WHAT YOU HAVE TO DO:
Filter the records below down to lines containing "книге".

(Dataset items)
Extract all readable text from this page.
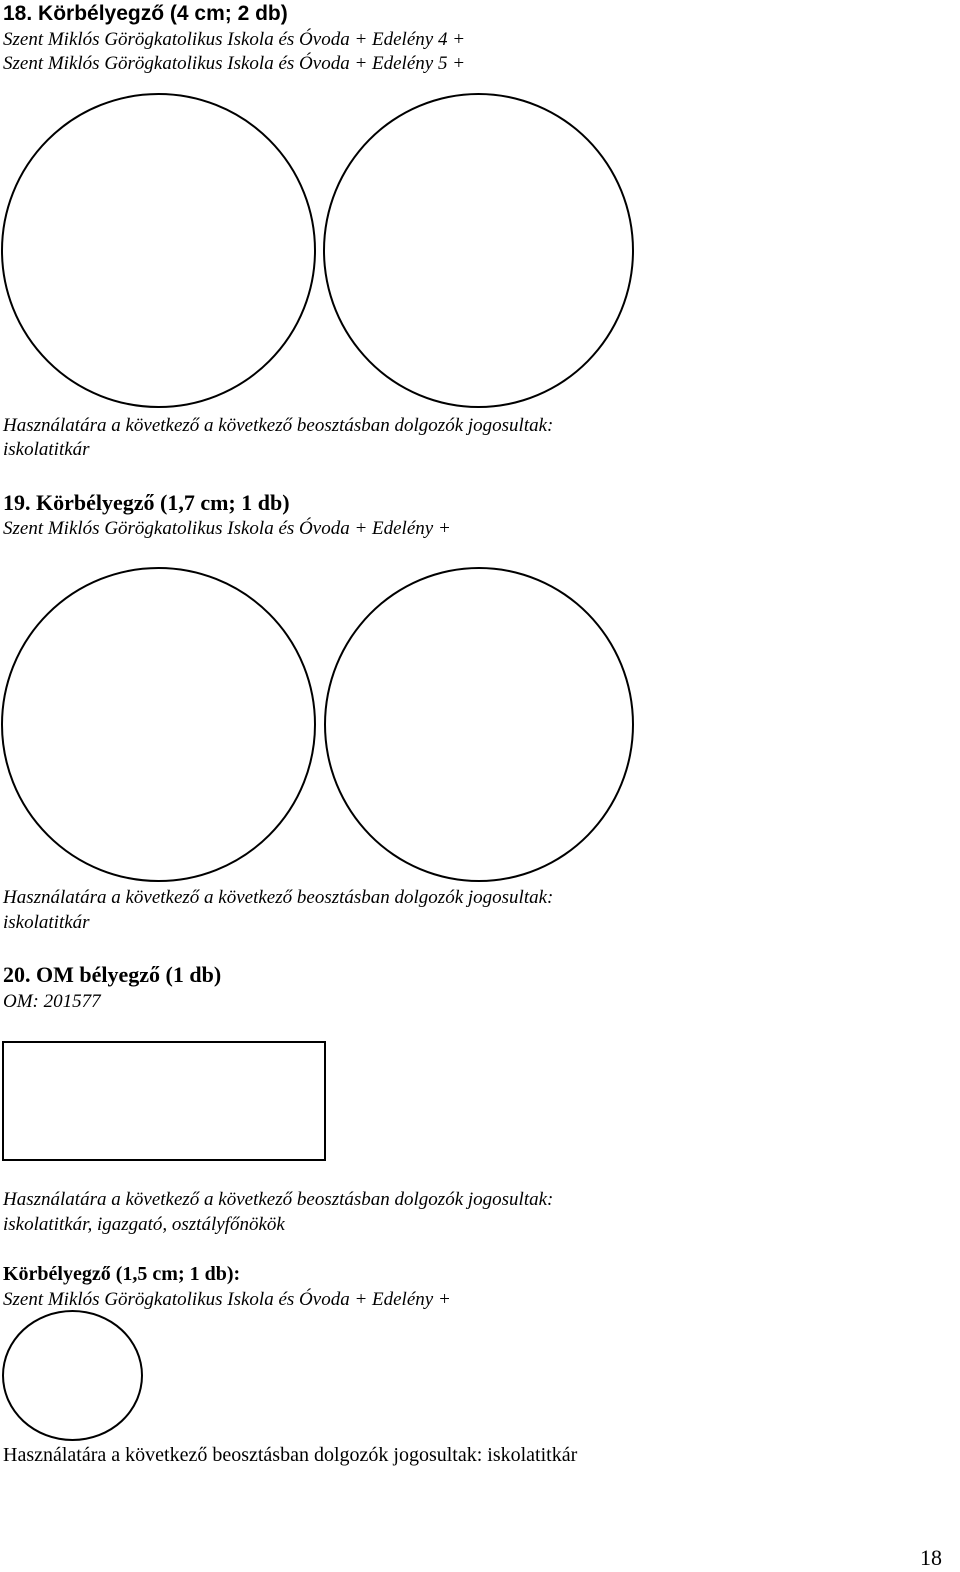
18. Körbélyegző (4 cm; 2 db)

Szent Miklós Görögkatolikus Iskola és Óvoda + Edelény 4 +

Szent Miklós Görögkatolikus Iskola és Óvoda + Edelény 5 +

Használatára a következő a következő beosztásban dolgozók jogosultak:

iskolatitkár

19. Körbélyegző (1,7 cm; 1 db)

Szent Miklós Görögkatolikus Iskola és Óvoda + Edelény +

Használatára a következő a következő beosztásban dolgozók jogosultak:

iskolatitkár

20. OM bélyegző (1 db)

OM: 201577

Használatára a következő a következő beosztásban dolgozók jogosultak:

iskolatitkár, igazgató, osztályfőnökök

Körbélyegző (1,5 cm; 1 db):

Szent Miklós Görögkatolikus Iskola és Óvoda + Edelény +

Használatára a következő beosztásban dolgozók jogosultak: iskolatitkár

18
---
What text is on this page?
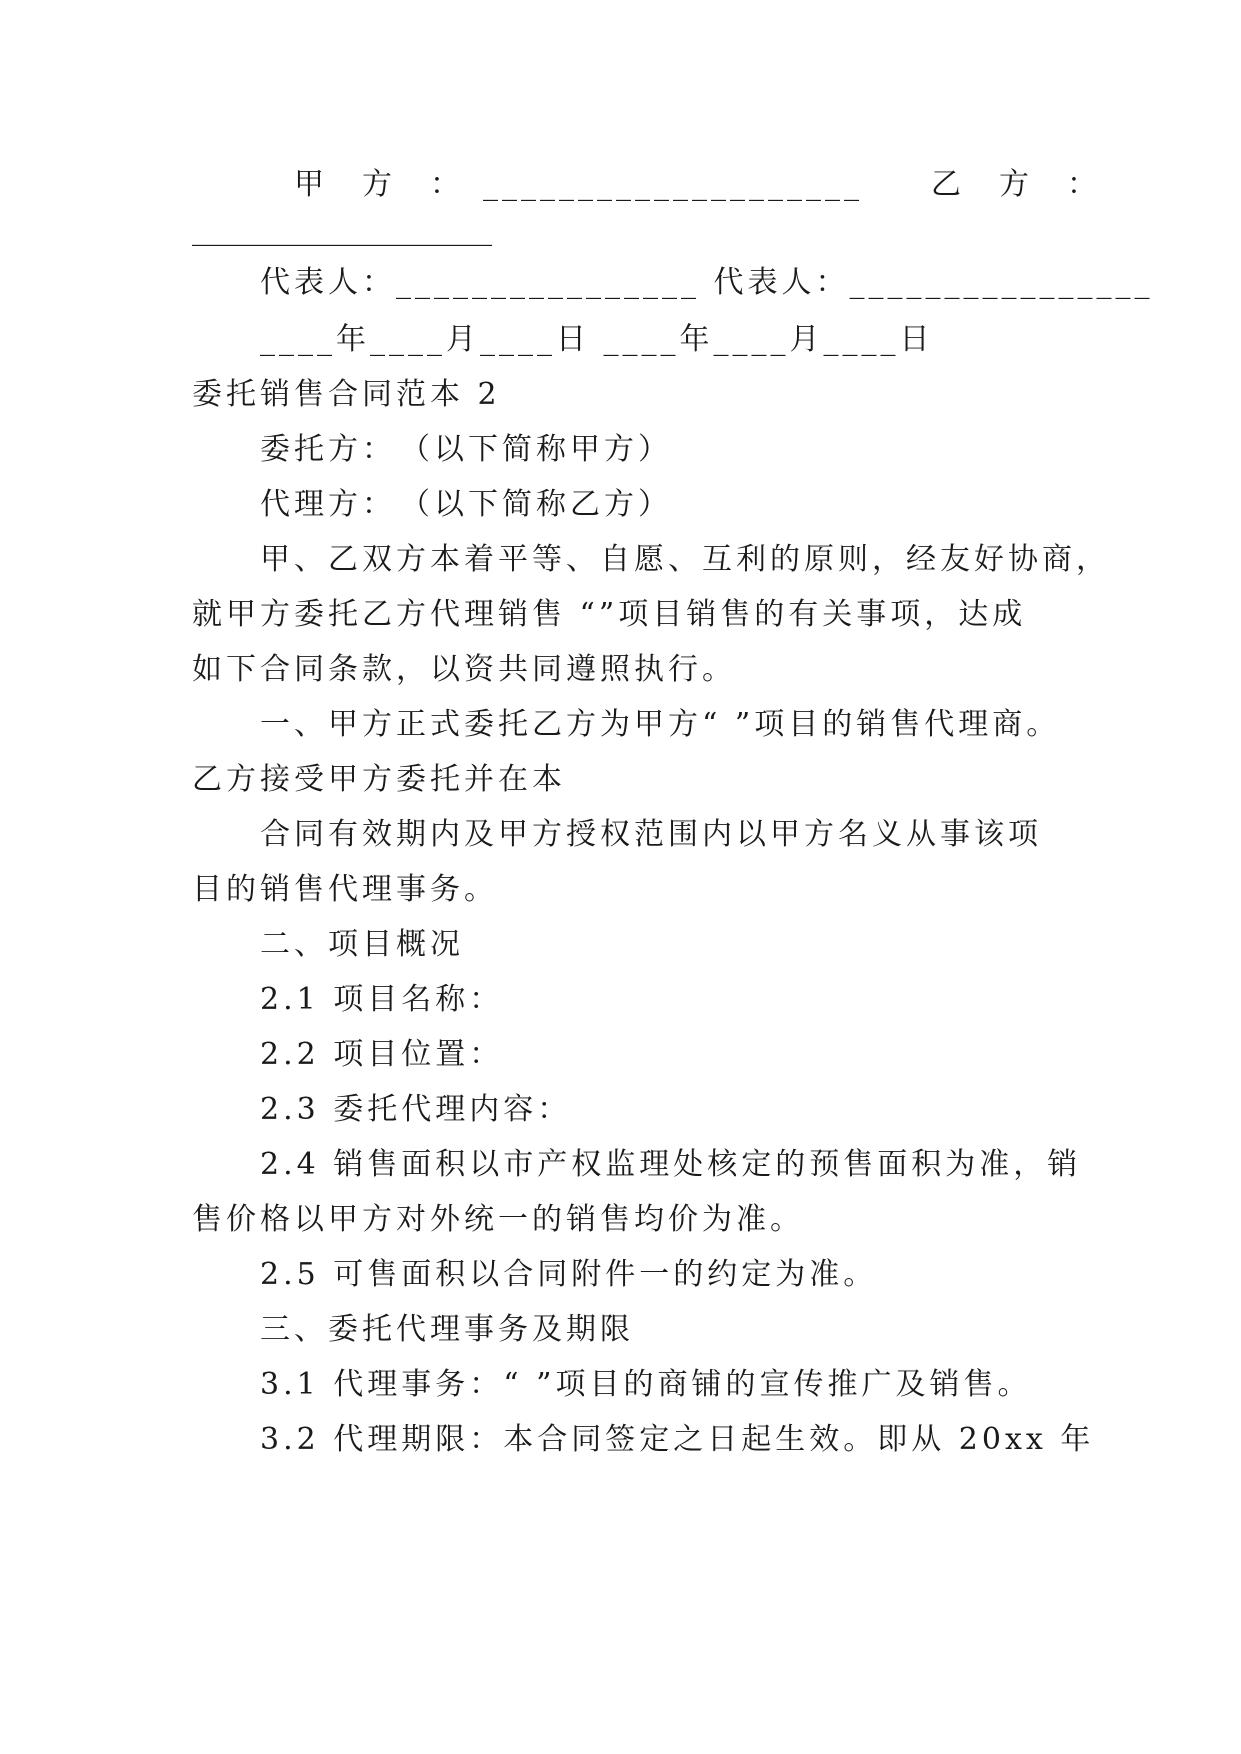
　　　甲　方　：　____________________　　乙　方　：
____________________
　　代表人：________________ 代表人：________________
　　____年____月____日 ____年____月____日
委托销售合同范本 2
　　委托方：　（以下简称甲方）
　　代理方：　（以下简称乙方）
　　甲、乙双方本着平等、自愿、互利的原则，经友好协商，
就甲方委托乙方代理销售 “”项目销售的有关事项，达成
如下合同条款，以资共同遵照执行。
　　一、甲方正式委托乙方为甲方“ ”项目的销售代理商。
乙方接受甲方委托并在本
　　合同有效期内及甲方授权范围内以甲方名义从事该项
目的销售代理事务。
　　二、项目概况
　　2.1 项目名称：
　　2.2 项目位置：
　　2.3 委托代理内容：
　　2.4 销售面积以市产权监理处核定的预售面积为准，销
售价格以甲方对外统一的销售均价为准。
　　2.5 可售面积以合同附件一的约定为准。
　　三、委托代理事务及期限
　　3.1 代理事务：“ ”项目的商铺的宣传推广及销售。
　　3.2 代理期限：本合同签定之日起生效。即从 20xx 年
--
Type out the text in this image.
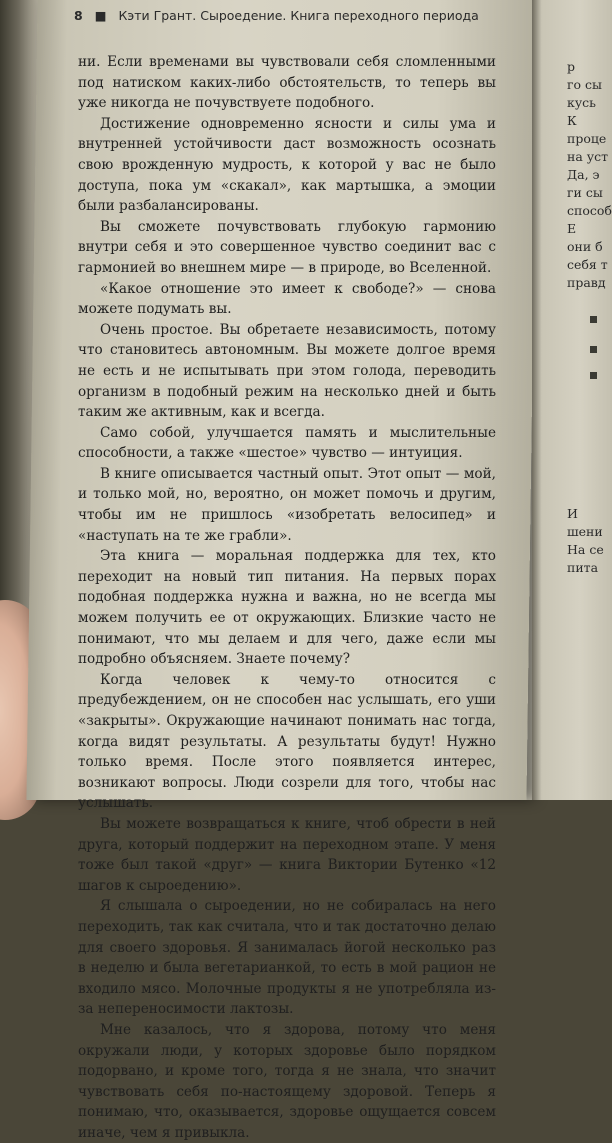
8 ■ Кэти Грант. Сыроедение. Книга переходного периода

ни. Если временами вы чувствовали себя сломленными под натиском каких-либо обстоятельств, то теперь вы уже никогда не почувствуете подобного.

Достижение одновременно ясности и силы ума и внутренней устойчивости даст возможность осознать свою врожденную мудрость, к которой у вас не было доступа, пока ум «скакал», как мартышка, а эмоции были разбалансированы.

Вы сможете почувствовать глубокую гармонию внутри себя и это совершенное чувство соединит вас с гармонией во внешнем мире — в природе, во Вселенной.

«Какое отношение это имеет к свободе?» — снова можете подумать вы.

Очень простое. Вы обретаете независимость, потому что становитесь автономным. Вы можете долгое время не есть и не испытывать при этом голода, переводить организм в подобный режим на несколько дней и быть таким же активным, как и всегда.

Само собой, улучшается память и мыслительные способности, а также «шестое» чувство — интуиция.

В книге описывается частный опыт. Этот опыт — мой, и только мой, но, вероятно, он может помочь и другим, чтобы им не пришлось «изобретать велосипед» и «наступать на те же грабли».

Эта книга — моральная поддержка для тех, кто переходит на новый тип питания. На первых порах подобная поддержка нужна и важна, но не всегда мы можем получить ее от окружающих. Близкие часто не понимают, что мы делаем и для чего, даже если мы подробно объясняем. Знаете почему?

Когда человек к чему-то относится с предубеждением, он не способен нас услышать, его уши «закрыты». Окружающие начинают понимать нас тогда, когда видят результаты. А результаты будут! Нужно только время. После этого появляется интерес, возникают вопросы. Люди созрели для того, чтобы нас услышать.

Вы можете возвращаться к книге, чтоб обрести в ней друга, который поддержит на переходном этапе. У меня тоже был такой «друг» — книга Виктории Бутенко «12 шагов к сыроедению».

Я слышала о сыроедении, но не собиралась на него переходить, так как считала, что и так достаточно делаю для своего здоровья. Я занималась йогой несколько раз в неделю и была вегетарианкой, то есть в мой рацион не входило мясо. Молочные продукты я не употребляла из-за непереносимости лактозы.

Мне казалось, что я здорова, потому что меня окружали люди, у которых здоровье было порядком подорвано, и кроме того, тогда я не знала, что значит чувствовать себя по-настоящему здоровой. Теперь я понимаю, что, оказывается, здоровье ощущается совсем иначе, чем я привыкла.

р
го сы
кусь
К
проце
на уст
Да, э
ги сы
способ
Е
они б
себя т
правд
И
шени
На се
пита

REPLY:
В книге описывается частный опыт. Этот опыт — мой, и только мой, но, вероятно, он может помочь и другим, чтобы им не пришлось «изобретать велосипед» и «наступать на те же грабли».
Вы можете возвращаться к книге, чтоб обрести в ней друга, который поддержит на переходном этапе. У меня тоже был такой «друг» — книга Виктории Бутенко «12 шагов к сыроедению».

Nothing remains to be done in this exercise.